───── Task inputs ─────
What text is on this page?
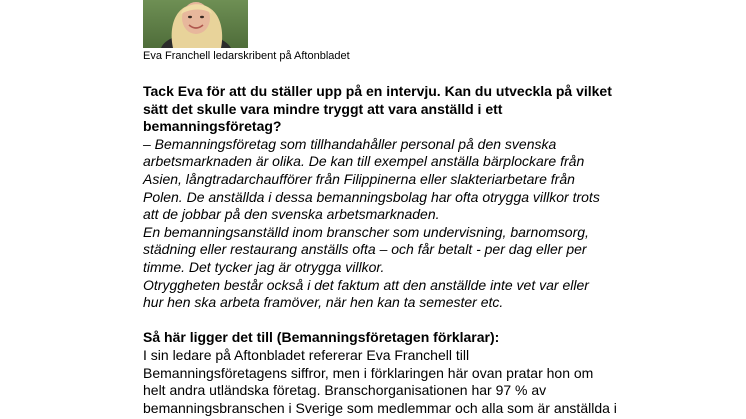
Eva Franchell ledarskribent på Aftonbladet
Tack Eva för att du ställer upp på en intervju. Kan du utveckla på vilket
sätt det skulle vara mindre tryggt att vara anställd i ett
bemanningsföretag?
– Bemanningsföretag som tillhandahåller personal på den svenska
arbetsmarknaden är olika. De kan till exempel anställa bärplockare från
Asien, långtradarchaufförer från Filippinerna eller slakteriarbetare från
Polen. De anställda i dessa bemanningsbolag har ofta otrygga villkor trots
att de jobbar på den svenska arbetsmarknaden.
En bemanningsanställd inom branscher som undervisning, barnomsorg,
städning eller restaurang anställs ofta – och får betalt - per dag eller per
timme. Det tycker jag är otrygga villkor.
Otryggheten består också i det faktum att den anställde inte vet var eller
hur hen ska arbeta framöver, när hen kan ta semester etc.
Så här ligger det till (Bemanningsföretagen förklarar):
I sin ledare på Aftonbladet refererar Eva Franchell till
Bemanningsföretagens siffror, men i förklaringen här ovan pratar hon om
helt andra utländska företag. Branschorganisationen har 97 % av
bemanningsbranschen i Sverige som medlemmar och alla som är anställda i
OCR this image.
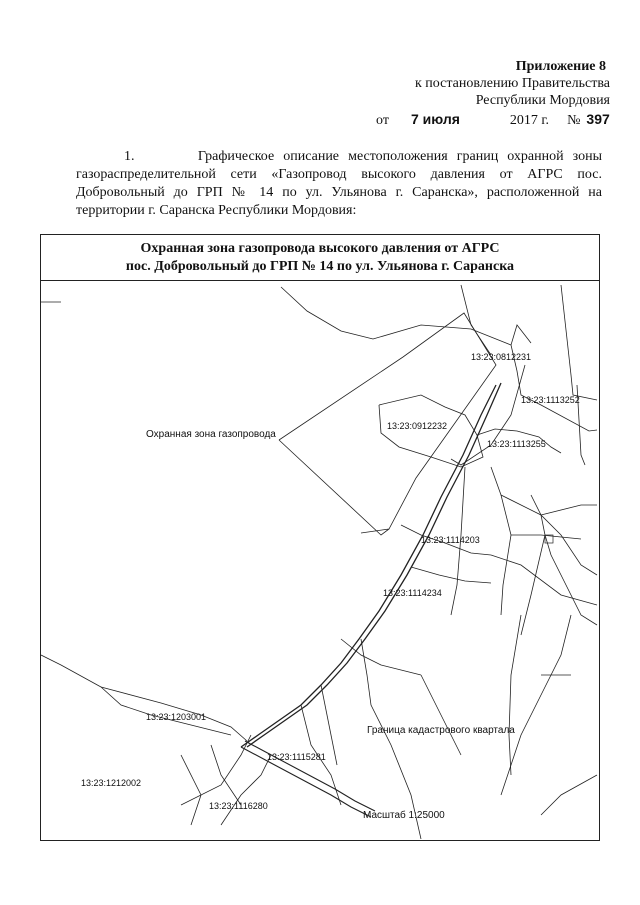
Приложение 8
к постановлению Правительства
Республики Мордовия
от 7 июля	2017 г. № 397
1.	Графическое описание местоположения границ охранной зоны газораспределительной сети «Газопровод высокого давления от АГРС пос. Добровольный до ГРП № 14 по ул. Ульянова г. Саранска», расположенной на территории г. Саранска Республики Мордовия:
Охранная зона газопровода высокого давления от АГРС
пос. Добровольный до ГРП № 14 по ул. Ульянова г. Саранска
13:23:0812231
13:23:1113252
13:23:0912232
13:23:1113255
13:23:1114203
13:23:1114234
13:23:1203001
13:23:1115281
13:23:1212002
13:23:1116280
Охранная зона газопровода
Граница кадастрового квартала
Масштаб 1:25000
─────
- **The problem**
Without the pictures, print the records in full, exactly as they appear.

- **Problem solution**
What text is on this page?
Eva Franchell ledarskribent på Aftonbladet
Tack Eva för att du ställer upp på en intervju. Kan du utveckla på vilket
sätt det skulle vara mindre tryggt att vara anställd i ett
bemanningsföretag?
– Bemanningsföretag som tillhandahåller personal på den svenska
arbetsmarknaden är olika. De kan till exempel anställa bärplockare från
Asien, långtradarchaufförer från Filippinerna eller slakteriarbetare från
Polen. De anställda i dessa bemanningsbolag har ofta otrygga villkor trots
att de jobbar på den svenska arbetsmarknaden.
En bemanningsanställd inom branscher som undervisning, barnomsorg,
städning eller restaurang anställs ofta – och får betalt - per dag eller per
timme. Det tycker jag är otrygga villkor.
Otryggheten består också i det faktum att den anställde inte vet var eller
hur hen ska arbeta framöver, när hen kan ta semester etc.
Så här ligger det till (Bemanningsföretagen förklarar):
I sin ledare på Aftonbladet refererar Eva Franchell till
Bemanningsföretagens siffror, men i förklaringen här ovan pratar hon om
helt andra utländska företag. Branschorganisationen har 97 % av
bemanningsbranschen i Sverige som medlemmar och alla som är anställda i
OCR this image.
Приложение 8
к постановлению Правительства
Республики Мордовия
от 7 июля	2017 г. № 397
1.	Графическое описание местоположения границ охранной зоны газораспределительной сети «Газопровод высокого давления от АГРС пос. Добровольный до ГРП № 14 по ул. Ульянова г. Саранска», расположенной на территории г. Саранска Республики Мордовия:
Охранная зона газопровода высокого давления от АГРС
пос. Добровольный до ГРП № 14 по ул. Ульянова г. Саранска
13:23:0812231
13:23:1113252
13:23:0912232
13:23:1113255
13:23:1114203
13:23:1114234
13:23:1203001
13:23:1115281
13:23:1212002
13:23:1116280
Охранная зона газопровода
Граница кадастрового квартала
Масштаб 1:25000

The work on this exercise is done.